-- BEGIN Task material --

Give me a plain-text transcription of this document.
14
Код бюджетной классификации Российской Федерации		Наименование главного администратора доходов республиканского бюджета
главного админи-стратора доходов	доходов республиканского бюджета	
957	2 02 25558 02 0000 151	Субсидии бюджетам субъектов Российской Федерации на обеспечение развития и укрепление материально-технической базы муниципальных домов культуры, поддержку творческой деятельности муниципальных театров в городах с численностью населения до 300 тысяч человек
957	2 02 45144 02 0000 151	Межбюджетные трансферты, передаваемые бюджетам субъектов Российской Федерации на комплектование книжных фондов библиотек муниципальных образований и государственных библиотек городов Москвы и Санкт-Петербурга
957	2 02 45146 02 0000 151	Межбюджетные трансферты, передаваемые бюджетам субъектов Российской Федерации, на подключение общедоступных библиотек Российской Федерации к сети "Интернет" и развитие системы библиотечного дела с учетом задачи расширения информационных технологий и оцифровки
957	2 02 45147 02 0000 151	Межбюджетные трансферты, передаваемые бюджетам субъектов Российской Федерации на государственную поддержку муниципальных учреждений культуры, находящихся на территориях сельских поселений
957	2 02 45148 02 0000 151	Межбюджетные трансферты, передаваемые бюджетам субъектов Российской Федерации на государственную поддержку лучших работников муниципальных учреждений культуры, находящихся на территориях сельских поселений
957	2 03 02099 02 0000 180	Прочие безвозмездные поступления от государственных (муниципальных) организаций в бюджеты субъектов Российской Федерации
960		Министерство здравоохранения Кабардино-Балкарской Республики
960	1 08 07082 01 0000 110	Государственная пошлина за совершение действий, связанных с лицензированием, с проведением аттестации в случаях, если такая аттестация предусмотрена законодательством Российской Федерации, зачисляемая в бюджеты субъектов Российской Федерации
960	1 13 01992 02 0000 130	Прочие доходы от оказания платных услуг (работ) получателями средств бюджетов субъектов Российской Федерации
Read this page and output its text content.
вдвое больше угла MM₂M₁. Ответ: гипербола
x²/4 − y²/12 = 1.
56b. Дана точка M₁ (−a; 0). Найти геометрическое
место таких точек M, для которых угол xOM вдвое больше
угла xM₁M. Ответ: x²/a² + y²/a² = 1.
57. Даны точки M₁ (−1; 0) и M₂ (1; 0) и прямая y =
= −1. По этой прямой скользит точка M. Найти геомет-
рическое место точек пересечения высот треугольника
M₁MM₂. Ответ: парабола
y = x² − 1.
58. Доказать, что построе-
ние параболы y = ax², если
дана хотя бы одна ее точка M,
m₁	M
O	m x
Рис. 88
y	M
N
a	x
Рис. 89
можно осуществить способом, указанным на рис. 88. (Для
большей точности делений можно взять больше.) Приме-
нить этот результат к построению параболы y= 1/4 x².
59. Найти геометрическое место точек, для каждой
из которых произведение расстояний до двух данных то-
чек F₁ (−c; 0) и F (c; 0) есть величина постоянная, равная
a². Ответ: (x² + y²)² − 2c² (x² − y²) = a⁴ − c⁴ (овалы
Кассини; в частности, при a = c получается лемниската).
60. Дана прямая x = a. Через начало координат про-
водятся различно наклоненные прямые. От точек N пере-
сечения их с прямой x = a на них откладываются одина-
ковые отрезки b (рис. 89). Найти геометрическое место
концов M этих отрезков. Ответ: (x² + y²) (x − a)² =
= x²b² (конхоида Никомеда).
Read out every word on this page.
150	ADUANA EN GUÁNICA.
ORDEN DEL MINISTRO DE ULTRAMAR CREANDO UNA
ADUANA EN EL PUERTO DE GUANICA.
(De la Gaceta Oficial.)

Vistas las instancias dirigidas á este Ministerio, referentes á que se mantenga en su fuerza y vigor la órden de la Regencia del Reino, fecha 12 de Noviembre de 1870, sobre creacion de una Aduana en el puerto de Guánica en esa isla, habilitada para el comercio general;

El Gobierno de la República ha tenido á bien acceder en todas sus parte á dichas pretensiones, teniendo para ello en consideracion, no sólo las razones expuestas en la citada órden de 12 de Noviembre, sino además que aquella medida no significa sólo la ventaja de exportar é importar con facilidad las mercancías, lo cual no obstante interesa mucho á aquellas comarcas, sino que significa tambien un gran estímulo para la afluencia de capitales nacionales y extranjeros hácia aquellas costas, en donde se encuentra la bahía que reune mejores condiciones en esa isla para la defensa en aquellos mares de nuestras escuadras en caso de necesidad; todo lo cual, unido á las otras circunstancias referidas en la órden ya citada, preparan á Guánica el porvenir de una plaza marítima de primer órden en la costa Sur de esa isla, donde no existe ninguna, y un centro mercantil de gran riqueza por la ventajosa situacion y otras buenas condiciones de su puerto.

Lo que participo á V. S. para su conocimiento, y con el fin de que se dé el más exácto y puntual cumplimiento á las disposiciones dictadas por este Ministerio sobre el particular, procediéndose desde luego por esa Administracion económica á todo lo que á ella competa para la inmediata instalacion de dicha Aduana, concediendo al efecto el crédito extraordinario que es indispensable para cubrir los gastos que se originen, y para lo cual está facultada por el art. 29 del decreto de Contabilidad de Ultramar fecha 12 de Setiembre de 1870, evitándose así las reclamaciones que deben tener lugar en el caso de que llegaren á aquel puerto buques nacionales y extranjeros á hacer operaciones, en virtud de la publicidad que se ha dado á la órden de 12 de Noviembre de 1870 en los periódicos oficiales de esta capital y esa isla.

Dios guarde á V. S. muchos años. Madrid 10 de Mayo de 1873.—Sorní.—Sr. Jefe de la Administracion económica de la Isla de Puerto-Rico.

-- END Task material --

:: Exercise objective ::
Extract each record, keeping it identical to the original.

:: Result of this task ::
Give me a plain-text transcription of this document.
14
Код бюджетной классификации Российской Федерации		Наименование главного администратора доходов республиканского бюджета
главного админи-стратора доходов	доходов республиканского бюджета	
957	2 02 25558 02 0000 151	Субсидии бюджетам субъектов Российской Федерации на обеспечение развития и укрепление материально-технической базы муниципальных домов культуры, поддержку творческой деятельности муниципальных театров в городах с численностью населения до 300 тысяч человек
957	2 02 45144 02 0000 151	Межбюджетные трансферты, передаваемые бюджетам субъектов Российской Федерации на комплектование книжных фондов библиотек муниципальных образований и государственных библиотек городов Москвы и Санкт-Петербурга
957	2 02 45146 02 0000 151	Межбюджетные трансферты, передаваемые бюджетам субъектов Российской Федерации, на подключение общедоступных библиотек Российской Федерации к сети "Интернет" и развитие системы библиотечного дела с учетом задачи расширения информационных технологий и оцифровки
957	2 02 45147 02 0000 151	Межбюджетные трансферты, передаваемые бюджетам субъектов Российской Федерации на государственную поддержку муниципальных учреждений культуры, находящихся на территориях сельских поселений
957	2 02 45148 02 0000 151	Межбюджетные трансферты, передаваемые бюджетам субъектов Российской Федерации на государственную поддержку лучших работников муниципальных учреждений культуры, находящихся на территориях сельских поселений
957	2 03 02099 02 0000 180	Прочие безвозмездные поступления от государственных (муниципальных) организаций в бюджеты субъектов Российской Федерации
960		Министерство здравоохранения Кабардино-Балкарской Республики
960	1 08 07082 01 0000 110	Государственная пошлина за совершение действий, связанных с лицензированием, с проведением аттестации в случаях, если такая аттестация предусмотрена законодательством Российской Федерации, зачисляемая в бюджеты субъектов Российской Федерации
960	1 13 01992 02 0000 130	Прочие доходы от оказания платных услуг (работ) получателями средств бюджетов субъектов Российской Федерации
Read this page and output its text content.
вдвое больше угла MM₂M₁. Ответ: гипербола
x²/4 − y²/12 = 1.
56b. Дана точка M₁ (−a; 0). Найти геометрическое
место таких точек M, для которых угол xOM вдвое больше
угла xM₁M. Ответ: x²/a² + y²/a² = 1.
57. Даны точки M₁ (−1; 0) и M₂ (1; 0) и прямая y =
= −1. По этой прямой скользит точка M. Найти геомет-
рическое место точек пересечения высот треугольника
M₁MM₂. Ответ: парабола
y = x² − 1.
58. Доказать, что построе-
ние параболы y = ax², если
дана хотя бы одна ее точка M,
m₁	M
O	m x
Рис. 88
y	M
N
a	x
Рис. 89
можно осуществить способом, указанным на рис. 88. (Для
большей точности делений можно взять больше.) Приме-
нить этот результат к построению параболы y= 1/4 x².
59. Найти геометрическое место точек, для каждой
из которых произведение расстояний до двух данных то-
чек F₁ (−c; 0) и F (c; 0) есть величина постоянная, равная
a². Ответ: (x² + y²)² − 2c² (x² − y²) = a⁴ − c⁴ (овалы
Кассини; в частности, при a = c получается лемниската).
60. Дана прямая x = a. Через начало координат про-
водятся различно наклоненные прямые. От точек N пере-
сечения их с прямой x = a на них откладываются одина-
ковые отрезки b (рис. 89). Найти геометрическое место
концов M этих отрезков. Ответ: (x² + y²) (x − a)² =
= x²b² (конхоида Никомеда).
Read out every word on this page.
150	ADUANA EN GUÁNICA.
ORDEN DEL MINISTRO DE ULTRAMAR CREANDO UNA
ADUANA EN EL PUERTO DE GUANICA.
(De la Gaceta Oficial.)

Vistas las instancias dirigidas á este Ministerio, referentes á que se mantenga en su fuerza y vigor la órden de la Regencia del Reino, fecha 12 de Noviembre de 1870, sobre creacion de una Aduana en el puerto de Guánica en esa isla, habilitada para el comercio general;

El Gobierno de la República ha tenido á bien acceder en todas sus parte á dichas pretensiones, teniendo para ello en consideracion, no sólo las razones expuestas en la citada órden de 12 de Noviembre, sino además que aquella medida no significa sólo la ventaja de exportar é importar con facilidad las mercancías, lo cual no obstante interesa mucho á aquellas comarcas, sino que significa tambien un gran estímulo para la afluencia de capitales nacionales y extranjeros hácia aquellas costas, en donde se encuentra la bahía que reune mejores condiciones en esa isla para la defensa en aquellos mares de nuestras escuadras en caso de necesidad; todo lo cual, unido á las otras circunstancias referidas en la órden ya citada, preparan á Guánica el porvenir de una plaza marítima de primer órden en la costa Sur de esa isla, donde no existe ninguna, y un centro mercantil de gran riqueza por la ventajosa situacion y otras buenas condiciones de su puerto.

Lo que participo á V. S. para su conocimiento, y con el fin de que se dé el más exácto y puntual cumplimiento á las disposiciones dictadas por este Ministerio sobre el particular, procediéndose desde luego por esa Administracion económica á todo lo que á ella competa para la inmediata instalacion de dicha Aduana, concediendo al efecto el crédito extraordinario que es indispensable para cubrir los gastos que se originen, y para lo cual está facultada por el art. 29 del decreto de Contabilidad de Ultramar fecha 12 de Setiembre de 1870, evitándose así las reclamaciones que deben tener lugar en el caso de que llegaren á aquel puerto buques nacionales y extranjeros á hacer operaciones, en virtud de la publicidad que se ha dado á la órden de 12 de Noviembre de 1870 en los periódicos oficiales de esta capital y esa isla.

Dios guarde á V. S. muchos años. Madrid 10 de Mayo de 1873.—Sorní.—Sr. Jefe de la Administracion económica de la Isla de Puerto-Rico.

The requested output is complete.